:: WHAT YOU WILL DO ::
Search the material for the string "JSON" and copy each line where it occurs.
<<<<
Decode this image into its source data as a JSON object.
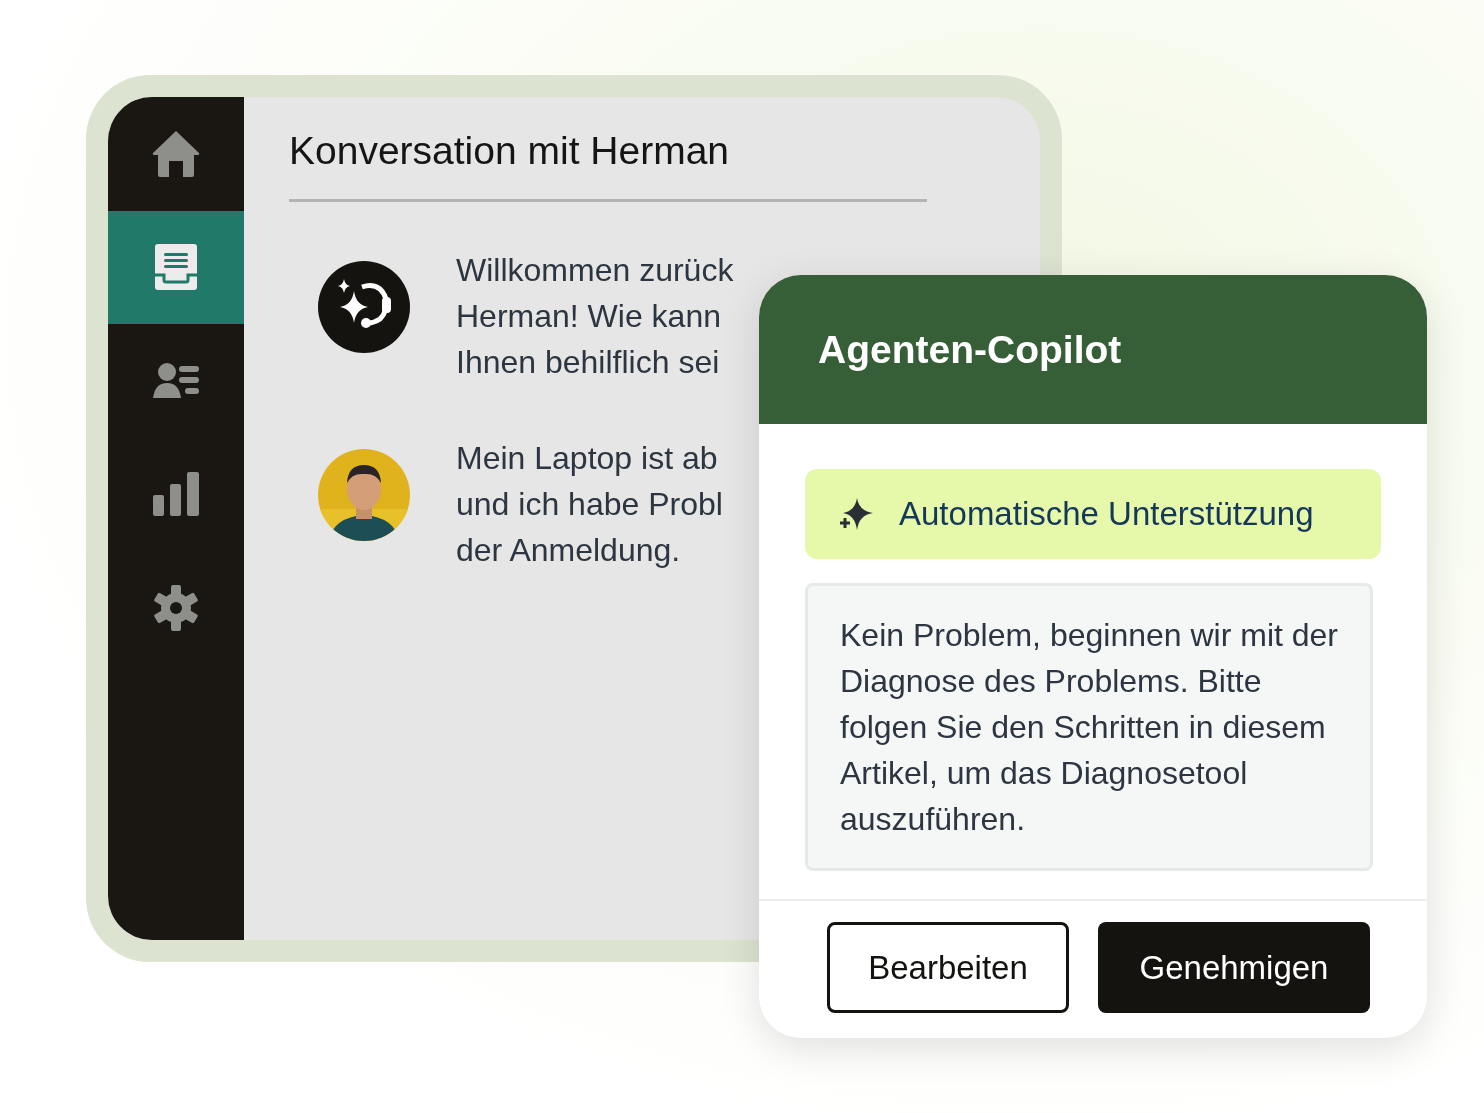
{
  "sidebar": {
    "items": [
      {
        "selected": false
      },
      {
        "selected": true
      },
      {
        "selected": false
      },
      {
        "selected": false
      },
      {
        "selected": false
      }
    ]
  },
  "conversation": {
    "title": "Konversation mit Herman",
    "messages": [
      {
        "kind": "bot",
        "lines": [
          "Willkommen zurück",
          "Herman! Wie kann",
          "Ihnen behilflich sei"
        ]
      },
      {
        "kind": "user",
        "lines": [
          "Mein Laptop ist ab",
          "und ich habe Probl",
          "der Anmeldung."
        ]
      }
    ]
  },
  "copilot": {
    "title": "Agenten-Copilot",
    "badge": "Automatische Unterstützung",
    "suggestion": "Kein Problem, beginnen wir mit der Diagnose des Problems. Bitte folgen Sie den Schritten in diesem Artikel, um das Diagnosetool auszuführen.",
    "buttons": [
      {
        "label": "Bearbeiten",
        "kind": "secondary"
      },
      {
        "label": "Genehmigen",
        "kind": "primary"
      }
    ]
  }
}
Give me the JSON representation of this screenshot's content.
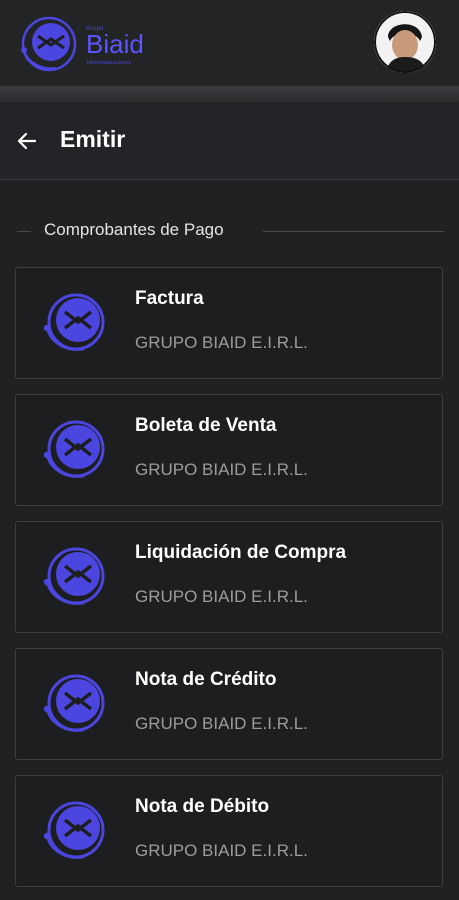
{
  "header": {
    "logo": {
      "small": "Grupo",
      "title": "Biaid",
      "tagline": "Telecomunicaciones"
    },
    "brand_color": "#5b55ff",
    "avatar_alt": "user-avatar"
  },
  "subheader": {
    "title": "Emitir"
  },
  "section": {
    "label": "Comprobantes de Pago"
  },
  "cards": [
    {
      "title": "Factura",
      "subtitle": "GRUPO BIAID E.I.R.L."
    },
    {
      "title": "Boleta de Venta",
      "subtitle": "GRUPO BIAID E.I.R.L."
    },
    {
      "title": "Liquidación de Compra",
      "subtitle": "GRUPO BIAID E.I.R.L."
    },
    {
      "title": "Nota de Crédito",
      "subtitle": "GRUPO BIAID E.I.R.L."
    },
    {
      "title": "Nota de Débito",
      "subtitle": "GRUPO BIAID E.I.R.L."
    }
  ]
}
>>>>
:: SOLUTION BELOW ::
Decode this image into its source data as a JSON object.
Give me the JSON representation of this screenshot's content.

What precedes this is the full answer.